— start of Raw data —
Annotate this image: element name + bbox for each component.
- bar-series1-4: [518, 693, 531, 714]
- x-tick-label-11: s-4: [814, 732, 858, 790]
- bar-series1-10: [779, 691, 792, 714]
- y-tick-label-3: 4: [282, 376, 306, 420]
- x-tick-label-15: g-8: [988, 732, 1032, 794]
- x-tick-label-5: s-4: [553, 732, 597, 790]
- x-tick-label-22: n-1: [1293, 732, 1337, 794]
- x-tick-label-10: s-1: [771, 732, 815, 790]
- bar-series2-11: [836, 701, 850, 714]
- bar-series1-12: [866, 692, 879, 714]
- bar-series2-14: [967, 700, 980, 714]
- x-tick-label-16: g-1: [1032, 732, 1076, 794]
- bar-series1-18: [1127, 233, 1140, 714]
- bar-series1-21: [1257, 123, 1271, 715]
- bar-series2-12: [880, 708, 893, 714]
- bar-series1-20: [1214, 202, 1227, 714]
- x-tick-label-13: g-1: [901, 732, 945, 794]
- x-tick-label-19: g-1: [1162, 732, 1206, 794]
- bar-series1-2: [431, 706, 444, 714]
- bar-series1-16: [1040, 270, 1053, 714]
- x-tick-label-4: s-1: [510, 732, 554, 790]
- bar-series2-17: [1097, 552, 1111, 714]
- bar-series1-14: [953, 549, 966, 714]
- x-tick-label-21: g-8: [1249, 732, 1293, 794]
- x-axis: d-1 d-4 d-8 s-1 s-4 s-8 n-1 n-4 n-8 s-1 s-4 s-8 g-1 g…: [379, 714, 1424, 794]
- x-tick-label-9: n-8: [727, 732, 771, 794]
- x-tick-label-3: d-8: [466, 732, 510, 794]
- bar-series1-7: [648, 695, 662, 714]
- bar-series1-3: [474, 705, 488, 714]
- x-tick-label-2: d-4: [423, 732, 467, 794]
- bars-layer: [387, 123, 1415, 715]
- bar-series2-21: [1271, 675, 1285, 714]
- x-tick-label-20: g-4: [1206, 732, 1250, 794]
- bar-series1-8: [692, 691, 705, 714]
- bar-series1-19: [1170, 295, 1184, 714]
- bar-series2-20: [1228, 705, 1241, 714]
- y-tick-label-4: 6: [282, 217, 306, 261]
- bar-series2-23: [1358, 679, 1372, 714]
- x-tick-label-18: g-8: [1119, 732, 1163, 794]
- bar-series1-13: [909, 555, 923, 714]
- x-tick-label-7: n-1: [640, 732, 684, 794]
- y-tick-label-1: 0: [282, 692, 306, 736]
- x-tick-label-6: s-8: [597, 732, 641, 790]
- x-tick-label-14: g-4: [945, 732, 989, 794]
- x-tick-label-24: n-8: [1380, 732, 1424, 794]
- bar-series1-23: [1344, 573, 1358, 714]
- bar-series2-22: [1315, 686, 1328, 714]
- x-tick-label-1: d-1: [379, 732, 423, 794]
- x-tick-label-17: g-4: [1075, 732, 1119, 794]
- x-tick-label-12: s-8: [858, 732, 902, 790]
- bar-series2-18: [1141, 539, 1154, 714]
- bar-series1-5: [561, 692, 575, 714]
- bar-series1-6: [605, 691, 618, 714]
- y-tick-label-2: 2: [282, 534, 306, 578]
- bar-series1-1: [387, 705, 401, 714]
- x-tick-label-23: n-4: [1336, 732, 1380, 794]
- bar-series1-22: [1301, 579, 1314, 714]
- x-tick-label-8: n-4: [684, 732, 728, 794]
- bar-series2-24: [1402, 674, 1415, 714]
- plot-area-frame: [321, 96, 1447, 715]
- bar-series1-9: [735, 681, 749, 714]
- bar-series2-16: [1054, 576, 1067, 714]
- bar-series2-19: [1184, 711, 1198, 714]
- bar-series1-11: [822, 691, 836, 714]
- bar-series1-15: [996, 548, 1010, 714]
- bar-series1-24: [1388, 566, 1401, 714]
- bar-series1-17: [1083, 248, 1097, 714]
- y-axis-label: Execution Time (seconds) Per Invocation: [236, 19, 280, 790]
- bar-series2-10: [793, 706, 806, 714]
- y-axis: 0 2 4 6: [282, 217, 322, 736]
— end of Raw data —
What you need to do
Please output the stretch of records above, from the start through the line containing "- x-tick-label-12: s-8: [858, 732, 902, 790]", reproducing each line as it stands.

Result for this task
Annotate this image: element name + bbox for each component.
- bar-series1-4: [518, 693, 531, 714]
- x-tick-label-11: s-4: [814, 732, 858, 790]
- bar-series1-10: [779, 691, 792, 714]
- y-tick-label-3: 4: [282, 376, 306, 420]
- x-tick-label-15: g-8: [988, 732, 1032, 794]
- x-tick-label-5: s-4: [553, 732, 597, 790]
- x-tick-label-22: n-1: [1293, 732, 1337, 794]
- x-tick-label-10: s-1: [771, 732, 815, 790]
- bar-series2-11: [836, 701, 850, 714]
- bar-series1-12: [866, 692, 879, 714]
- bar-series2-14: [967, 700, 980, 714]
- x-tick-label-16: g-1: [1032, 732, 1076, 794]
- bar-series1-18: [1127, 233, 1140, 714]
- bar-series1-21: [1257, 123, 1271, 715]
- bar-series2-12: [880, 708, 893, 714]
- bar-series1-20: [1214, 202, 1227, 714]
- x-tick-label-13: g-1: [901, 732, 945, 794]
- x-tick-label-19: g-1: [1162, 732, 1206, 794]
- bar-series1-2: [431, 706, 444, 714]
- bar-series1-16: [1040, 270, 1053, 714]
- x-tick-label-4: s-1: [510, 732, 554, 790]
- bar-series2-17: [1097, 552, 1111, 714]
- bar-series1-14: [953, 549, 966, 714]
- x-tick-label-21: g-8: [1249, 732, 1293, 794]
- x-axis: d-1 d-4 d-8 s-1 s-4 s-8 n-1 n-4 n-8 s-1 s-4 s-8 g-1 g…: [379, 714, 1424, 794]
- x-tick-label-9: n-8: [727, 732, 771, 794]
- x-tick-label-3: d-8: [466, 732, 510, 794]
- bar-series1-7: [648, 695, 662, 714]
- bar-series1-3: [474, 705, 488, 714]
- x-tick-label-2: d-4: [423, 732, 467, 794]
- bars-layer: [387, 123, 1415, 715]
- bar-series2-21: [1271, 675, 1285, 714]
- x-tick-label-20: g-4: [1206, 732, 1250, 794]
- bar-series1-8: [692, 691, 705, 714]
- bar-series1-19: [1170, 295, 1184, 714]
- bar-series2-20: [1228, 705, 1241, 714]
- y-tick-label-4: 6: [282, 217, 306, 261]
- bar-series2-23: [1358, 679, 1372, 714]
- x-tick-label-18: g-8: [1119, 732, 1163, 794]
- bar-series1-13: [909, 555, 923, 714]
- x-tick-label-7: n-1: [640, 732, 684, 794]
- y-tick-label-1: 0: [282, 692, 306, 736]
- x-tick-label-6: s-8: [597, 732, 641, 790]
- x-tick-label-14: g-4: [945, 732, 989, 794]
- x-tick-label-24: n-8: [1380, 732, 1424, 794]
- bar-series1-23: [1344, 573, 1358, 714]
- bar-series2-22: [1315, 686, 1328, 714]
- x-tick-label-1: d-1: [379, 732, 423, 794]
- x-tick-label-17: g-4: [1075, 732, 1119, 794]
- x-tick-label-12: s-8: [858, 732, 902, 790]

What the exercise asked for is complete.